§ Required task
Report each line of the data that includes the word "structured".

§ Data supplied
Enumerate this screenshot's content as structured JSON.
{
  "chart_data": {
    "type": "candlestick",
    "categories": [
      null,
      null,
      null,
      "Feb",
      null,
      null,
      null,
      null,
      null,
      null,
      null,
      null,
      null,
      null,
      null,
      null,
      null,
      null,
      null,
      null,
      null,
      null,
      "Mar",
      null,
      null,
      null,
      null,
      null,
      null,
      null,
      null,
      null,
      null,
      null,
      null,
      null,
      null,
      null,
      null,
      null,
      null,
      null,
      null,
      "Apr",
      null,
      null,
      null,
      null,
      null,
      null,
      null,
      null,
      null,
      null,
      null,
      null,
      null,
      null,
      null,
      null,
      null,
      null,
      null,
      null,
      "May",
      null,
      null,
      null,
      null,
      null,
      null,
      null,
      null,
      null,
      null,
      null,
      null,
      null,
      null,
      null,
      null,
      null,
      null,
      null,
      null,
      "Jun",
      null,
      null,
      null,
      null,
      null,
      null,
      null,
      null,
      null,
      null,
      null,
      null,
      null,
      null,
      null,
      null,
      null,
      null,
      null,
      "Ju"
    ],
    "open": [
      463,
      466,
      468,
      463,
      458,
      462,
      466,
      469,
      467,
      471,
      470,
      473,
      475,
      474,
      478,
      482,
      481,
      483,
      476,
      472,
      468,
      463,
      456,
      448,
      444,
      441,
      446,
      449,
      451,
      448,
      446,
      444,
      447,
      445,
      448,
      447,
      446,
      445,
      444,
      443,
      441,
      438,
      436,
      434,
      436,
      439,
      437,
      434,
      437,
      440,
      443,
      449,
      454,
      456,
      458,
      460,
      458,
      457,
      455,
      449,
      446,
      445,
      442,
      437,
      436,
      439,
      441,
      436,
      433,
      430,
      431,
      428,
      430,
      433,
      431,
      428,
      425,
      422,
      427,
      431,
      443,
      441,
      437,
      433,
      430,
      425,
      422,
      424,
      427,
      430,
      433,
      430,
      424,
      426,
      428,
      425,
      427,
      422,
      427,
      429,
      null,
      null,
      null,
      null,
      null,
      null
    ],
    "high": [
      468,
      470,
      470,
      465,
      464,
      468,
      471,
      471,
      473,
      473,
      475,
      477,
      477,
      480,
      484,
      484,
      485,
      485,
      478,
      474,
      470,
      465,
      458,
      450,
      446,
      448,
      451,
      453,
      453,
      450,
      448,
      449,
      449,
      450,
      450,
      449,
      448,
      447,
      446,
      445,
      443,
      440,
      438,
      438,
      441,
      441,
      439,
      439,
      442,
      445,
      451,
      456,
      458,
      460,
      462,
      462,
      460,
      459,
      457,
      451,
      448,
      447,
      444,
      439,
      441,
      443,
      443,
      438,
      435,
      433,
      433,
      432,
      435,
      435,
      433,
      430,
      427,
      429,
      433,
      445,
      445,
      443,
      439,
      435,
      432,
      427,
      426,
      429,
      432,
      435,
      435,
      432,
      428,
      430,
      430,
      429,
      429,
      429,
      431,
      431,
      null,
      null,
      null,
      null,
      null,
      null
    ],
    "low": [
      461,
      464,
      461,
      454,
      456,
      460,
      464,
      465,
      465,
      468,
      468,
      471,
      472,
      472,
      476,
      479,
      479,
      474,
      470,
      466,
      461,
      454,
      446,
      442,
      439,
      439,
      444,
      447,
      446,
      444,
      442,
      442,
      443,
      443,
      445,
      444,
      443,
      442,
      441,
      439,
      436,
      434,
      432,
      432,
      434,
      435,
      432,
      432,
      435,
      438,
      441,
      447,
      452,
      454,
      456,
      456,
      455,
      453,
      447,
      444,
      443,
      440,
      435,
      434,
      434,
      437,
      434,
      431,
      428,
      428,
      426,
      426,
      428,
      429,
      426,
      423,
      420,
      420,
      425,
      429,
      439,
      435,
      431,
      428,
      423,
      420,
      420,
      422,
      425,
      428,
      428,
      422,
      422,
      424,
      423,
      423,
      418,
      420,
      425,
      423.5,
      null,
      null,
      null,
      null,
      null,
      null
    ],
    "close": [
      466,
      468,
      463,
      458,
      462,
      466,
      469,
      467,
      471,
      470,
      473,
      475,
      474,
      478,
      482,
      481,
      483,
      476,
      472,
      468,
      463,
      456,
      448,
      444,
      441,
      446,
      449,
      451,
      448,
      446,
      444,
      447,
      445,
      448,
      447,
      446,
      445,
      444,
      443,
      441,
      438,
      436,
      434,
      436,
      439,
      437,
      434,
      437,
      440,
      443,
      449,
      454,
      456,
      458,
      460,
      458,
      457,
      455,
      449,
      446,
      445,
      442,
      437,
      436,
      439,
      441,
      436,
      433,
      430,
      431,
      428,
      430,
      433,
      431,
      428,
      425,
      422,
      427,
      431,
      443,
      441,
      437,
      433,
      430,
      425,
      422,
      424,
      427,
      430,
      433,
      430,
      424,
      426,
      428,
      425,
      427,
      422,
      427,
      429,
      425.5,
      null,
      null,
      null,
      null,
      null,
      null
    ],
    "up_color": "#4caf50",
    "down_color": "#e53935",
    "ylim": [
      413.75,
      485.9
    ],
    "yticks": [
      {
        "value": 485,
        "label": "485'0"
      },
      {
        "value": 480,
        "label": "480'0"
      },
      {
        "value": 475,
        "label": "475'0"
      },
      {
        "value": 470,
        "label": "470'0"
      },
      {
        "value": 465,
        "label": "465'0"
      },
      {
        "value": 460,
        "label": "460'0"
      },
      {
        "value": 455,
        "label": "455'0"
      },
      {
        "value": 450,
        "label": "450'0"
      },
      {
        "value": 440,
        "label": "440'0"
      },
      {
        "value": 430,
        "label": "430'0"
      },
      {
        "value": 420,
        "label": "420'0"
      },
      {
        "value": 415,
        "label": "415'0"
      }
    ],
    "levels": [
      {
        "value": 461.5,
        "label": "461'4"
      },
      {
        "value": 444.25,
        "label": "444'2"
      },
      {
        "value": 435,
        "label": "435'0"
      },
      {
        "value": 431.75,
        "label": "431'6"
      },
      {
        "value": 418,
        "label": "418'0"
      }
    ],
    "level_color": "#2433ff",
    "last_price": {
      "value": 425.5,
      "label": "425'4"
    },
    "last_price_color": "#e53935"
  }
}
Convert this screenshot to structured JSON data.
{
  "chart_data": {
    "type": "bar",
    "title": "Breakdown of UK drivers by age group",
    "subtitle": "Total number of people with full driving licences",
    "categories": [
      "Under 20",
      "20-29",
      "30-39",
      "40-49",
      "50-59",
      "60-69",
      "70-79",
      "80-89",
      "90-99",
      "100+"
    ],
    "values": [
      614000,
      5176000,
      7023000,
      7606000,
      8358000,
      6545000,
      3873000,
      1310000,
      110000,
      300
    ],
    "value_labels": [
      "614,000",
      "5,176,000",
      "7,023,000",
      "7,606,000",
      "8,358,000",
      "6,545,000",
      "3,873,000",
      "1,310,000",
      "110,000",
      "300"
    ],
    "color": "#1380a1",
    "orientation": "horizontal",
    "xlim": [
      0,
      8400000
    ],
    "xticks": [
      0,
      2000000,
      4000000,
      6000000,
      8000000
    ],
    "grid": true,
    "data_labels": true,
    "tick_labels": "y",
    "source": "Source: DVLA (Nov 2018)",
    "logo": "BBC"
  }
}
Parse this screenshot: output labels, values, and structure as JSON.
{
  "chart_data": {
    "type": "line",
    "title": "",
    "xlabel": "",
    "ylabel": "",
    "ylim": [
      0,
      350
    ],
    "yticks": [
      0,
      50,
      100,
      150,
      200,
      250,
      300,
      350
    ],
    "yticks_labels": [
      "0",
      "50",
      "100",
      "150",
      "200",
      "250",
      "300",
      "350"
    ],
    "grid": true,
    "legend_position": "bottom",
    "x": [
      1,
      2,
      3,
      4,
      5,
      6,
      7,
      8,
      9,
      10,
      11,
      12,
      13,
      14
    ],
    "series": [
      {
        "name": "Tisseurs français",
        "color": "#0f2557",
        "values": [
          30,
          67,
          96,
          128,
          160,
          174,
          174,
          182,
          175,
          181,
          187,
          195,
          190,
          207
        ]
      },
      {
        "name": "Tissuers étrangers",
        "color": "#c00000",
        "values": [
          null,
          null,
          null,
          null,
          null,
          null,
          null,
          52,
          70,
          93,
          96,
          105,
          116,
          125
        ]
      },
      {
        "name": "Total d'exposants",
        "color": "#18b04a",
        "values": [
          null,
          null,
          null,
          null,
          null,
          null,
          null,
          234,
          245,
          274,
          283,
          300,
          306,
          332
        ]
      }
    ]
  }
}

§ Task answer
Enumerate this screenshot's content as structured JSON.
Convert this screenshot to structured JSON data.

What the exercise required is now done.